**YOUR OBJECTIVE**
Pictures do not belong in the copy; transcribe everything else in the records exactly.

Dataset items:
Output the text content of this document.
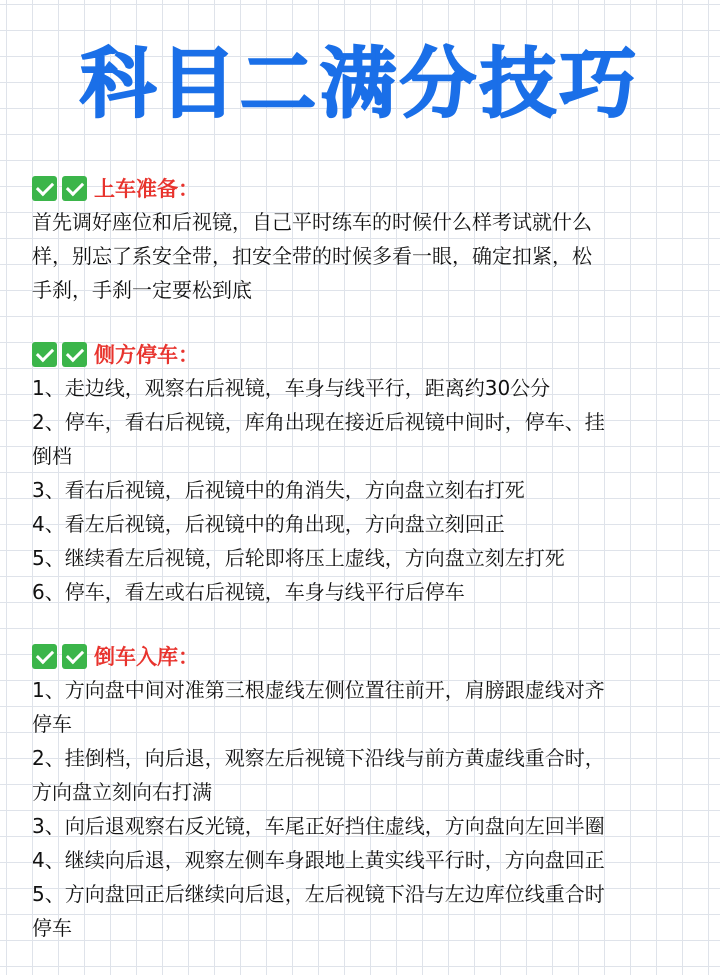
科目二满分技巧
上车准备：

首先调好座位和后视镜，自己平时练车的时候什么样考试就什么

样，别忘了系安全带，扣安全带的时候多看一眼，确定扣紧，松

手刹，手刹一定要松到底

侧方停车：

1、走边线，观察右后视镜，车身与线平行，距离约30公分

2、停车，看右后视镜，库角出现在接近后视镜中间时，停车、挂

倒档

3、看右后视镜，后视镜中的角消失，方向盘立刻右打死

4、看左后视镜，后视镜中的角出现，方向盘立刻回正

5、继续看左后视镜，后轮即将压上虚线，方向盘立刻左打死

6、停车，看左或右后视镜，车身与线平行后停车

倒车入库：

1、方向盘中间对准第三根虚线左侧位置往前开，肩膀跟虚线对齐

停车

2、挂倒档，向后退，观察左后视镜下沿线与前方黄虚线重合时，

方向盘立刻向右打满

3、向后退观察右反光镜，车尾正好挡住虚线，方向盘向左回半圈

4、继续向后退，观察左侧车身跟地上黄实线平行时，方向盘回正

5、方向盘回正后继续向后退，左后视镜下沿与左边库位线重合时

停车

**REPLY**
Output the text content of this document.
科目二满分技巧
上车准备：

首先调好座位和后视镜，自己平时练车的时候什么样考试就什么

样，别忘了系安全带，扣安全带的时候多看一眼，确定扣紧，松

手刹，手刹一定要松到底

侧方停车：

1、走边线，观察右后视镜，车身与线平行，距离约30公分

2、停车，看右后视镜，库角出现在接近后视镜中间时，停车、挂

倒档

3、看右后视镜，后视镜中的角消失，方向盘立刻右打死

4、看左后视镜，后视镜中的角出现，方向盘立刻回正

5、继续看左后视镜，后轮即将压上虚线，方向盘立刻左打死

6、停车，看左或右后视镜，车身与线平行后停车

倒车入库：

1、方向盘中间对准第三根虚线左侧位置往前开，肩膀跟虚线对齐

停车

2、挂倒档，向后退，观察左后视镜下沿线与前方黄虚线重合时，

方向盘立刻向右打满

3、向后退观察右反光镜，车尾正好挡住虚线，方向盘向左回半圈

4、继续向后退，观察左侧车身跟地上黄实线平行时，方向盘回正

5、方向盘回正后继续向后退，左后视镜下沿与左边库位线重合时

停车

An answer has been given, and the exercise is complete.